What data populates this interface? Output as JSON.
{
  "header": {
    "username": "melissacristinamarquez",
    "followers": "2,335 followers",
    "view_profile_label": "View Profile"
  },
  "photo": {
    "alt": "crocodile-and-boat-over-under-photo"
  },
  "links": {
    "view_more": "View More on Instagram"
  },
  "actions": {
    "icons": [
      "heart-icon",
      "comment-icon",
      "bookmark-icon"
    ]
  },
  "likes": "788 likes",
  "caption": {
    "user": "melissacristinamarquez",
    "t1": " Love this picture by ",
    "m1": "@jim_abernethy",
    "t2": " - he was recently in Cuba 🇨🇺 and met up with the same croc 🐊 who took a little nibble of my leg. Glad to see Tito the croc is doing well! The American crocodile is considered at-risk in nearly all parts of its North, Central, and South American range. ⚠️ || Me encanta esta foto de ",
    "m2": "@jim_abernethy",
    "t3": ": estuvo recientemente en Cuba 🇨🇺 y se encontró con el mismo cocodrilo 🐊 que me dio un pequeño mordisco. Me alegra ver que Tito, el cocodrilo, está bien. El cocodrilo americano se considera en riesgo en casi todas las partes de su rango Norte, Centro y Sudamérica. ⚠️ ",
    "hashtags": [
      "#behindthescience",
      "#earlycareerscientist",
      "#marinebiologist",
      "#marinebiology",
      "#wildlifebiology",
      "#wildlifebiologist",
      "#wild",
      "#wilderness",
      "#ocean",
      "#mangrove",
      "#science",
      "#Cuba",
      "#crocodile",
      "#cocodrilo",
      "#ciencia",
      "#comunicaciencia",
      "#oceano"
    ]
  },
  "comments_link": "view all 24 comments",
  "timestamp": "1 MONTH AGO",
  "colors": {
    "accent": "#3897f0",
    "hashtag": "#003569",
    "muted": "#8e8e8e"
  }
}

-*-

## [YOUR OBJECTIVE]
Reproduce the data in full, exactly as presented.

## [WRITTEN RESPONSE]
What data populates this interface? Output as JSON.
{
  "header": {
    "username": "melissacristinamarquez",
    "followers": "2,335 followers",
    "view_profile_label": "View Profile"
  },
  "photo": {
    "alt": "crocodile-and-boat-over-under-photo"
  },
  "links": {
    "view_more": "View More on Instagram"
  },
  "actions": {
    "icons": [
      "heart-icon",
      "comment-icon",
      "bookmark-icon"
    ]
  },
  "likes": "788 likes",
  "caption": {
    "user": "melissacristinamarquez",
    "t1": " Love this picture by ",
    "m1": "@jim_abernethy",
    "t2": " - he was recently in Cuba 🇨🇺 and met up with the same croc 🐊 who took a little nibble of my leg. Glad to see Tito the croc is doing well! The American crocodile is considered at-risk in nearly all parts of its North, Central, and South American range. ⚠️ || Me encanta esta foto de ",
    "m2": "@jim_abernethy",
    "t3": ": estuvo recientemente en Cuba 🇨🇺 y se encontró con el mismo cocodrilo 🐊 que me dio un pequeño mordisco. Me alegra ver que Tito, el cocodrilo, está bien. El cocodrilo americano se considera en riesgo en casi todas las partes de su rango Norte, Centro y Sudamérica. ⚠️ ",
    "hashtags": [
      "#behindthescience",
      "#earlycareerscientist",
      "#marinebiologist",
      "#marinebiology",
      "#wildlifebiology",
      "#wildlifebiologist",
      "#wild",
      "#wilderness",
      "#ocean",
      "#mangrove",
      "#science",
      "#Cuba",
      "#crocodile",
      "#cocodrilo",
      "#ciencia",
      "#comunicaciencia",
      "#oceano"
    ]
  },
  "comments_link": "view all 24 comments",
  "timestamp": "1 MONTH AGO",
  "colors": {
    "accent": "#3897f0",
    "hashtag": "#003569",
    "muted": "#8e8e8e"
  }
}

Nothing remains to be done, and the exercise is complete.